- [Written instruction] Without further comment, state how many lines in the listing below contain the word "المغنى".

- [Items]
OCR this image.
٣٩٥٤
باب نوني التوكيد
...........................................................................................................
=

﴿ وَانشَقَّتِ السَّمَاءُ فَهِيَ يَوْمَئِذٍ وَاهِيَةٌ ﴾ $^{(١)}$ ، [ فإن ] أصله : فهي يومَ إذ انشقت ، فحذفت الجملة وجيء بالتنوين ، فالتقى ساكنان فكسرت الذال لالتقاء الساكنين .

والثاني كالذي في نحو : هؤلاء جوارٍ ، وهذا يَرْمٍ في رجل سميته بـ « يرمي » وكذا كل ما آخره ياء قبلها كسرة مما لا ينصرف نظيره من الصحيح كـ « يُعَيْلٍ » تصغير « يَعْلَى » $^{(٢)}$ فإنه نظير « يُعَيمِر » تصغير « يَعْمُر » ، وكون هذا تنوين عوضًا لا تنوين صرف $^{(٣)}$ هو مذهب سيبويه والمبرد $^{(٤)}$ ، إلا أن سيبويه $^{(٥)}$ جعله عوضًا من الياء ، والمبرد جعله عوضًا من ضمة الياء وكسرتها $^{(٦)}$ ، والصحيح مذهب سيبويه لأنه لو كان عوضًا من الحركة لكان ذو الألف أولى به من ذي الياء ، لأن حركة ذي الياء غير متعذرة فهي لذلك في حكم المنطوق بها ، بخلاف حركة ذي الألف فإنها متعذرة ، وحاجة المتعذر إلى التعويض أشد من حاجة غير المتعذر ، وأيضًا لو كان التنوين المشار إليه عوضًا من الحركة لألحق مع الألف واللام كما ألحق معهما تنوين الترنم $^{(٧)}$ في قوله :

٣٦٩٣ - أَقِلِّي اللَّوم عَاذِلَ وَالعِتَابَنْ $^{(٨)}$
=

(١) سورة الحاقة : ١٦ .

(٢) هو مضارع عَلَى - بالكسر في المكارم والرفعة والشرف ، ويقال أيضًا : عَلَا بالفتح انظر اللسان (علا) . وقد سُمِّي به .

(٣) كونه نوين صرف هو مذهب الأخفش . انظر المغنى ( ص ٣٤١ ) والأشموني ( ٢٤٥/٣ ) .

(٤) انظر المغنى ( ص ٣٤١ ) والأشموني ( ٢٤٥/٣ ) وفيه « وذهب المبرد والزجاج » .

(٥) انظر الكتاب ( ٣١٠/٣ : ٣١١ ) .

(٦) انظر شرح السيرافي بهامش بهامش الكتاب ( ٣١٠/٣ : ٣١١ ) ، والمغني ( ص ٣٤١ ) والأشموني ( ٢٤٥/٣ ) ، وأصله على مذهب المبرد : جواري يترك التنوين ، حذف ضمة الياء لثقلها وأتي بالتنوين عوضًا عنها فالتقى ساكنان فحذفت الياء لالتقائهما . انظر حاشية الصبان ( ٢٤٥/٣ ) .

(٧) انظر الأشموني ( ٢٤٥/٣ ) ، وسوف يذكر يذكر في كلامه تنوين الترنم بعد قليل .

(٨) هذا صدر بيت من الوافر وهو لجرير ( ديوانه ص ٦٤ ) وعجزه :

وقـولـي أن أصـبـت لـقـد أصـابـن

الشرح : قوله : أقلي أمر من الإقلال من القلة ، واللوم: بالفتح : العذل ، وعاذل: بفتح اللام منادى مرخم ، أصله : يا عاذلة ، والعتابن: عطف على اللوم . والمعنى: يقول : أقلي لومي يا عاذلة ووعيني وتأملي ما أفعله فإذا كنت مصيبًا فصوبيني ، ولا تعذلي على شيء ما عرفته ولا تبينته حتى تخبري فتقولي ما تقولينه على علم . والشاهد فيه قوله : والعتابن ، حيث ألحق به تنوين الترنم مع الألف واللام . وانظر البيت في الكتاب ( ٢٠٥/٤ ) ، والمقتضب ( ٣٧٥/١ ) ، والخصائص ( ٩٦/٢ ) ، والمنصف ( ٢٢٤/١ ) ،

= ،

...

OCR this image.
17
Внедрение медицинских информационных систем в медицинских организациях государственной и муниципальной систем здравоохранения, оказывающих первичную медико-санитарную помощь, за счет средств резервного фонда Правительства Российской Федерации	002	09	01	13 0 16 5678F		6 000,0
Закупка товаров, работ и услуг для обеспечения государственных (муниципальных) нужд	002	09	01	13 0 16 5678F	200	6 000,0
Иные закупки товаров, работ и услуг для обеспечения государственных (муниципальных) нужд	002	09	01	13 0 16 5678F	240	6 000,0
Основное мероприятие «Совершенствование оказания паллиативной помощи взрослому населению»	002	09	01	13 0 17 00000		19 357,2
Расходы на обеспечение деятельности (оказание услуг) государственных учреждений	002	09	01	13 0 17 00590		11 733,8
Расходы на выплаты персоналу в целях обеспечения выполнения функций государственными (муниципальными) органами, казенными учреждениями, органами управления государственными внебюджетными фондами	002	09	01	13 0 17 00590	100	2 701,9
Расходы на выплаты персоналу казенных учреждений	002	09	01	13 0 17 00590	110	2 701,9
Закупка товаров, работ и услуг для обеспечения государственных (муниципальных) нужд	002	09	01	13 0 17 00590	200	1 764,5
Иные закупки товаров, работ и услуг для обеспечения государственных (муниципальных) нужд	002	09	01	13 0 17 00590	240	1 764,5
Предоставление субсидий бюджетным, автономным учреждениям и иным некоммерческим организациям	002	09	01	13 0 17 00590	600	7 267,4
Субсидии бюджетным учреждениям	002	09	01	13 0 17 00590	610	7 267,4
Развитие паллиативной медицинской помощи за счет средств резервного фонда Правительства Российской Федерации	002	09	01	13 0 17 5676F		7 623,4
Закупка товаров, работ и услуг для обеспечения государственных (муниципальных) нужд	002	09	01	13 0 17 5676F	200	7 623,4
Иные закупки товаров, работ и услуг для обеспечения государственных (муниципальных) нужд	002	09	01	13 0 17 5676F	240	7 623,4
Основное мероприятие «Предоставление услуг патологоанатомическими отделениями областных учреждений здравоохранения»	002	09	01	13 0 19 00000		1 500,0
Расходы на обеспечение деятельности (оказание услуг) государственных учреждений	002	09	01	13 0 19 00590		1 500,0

- [Solution to the problem] 2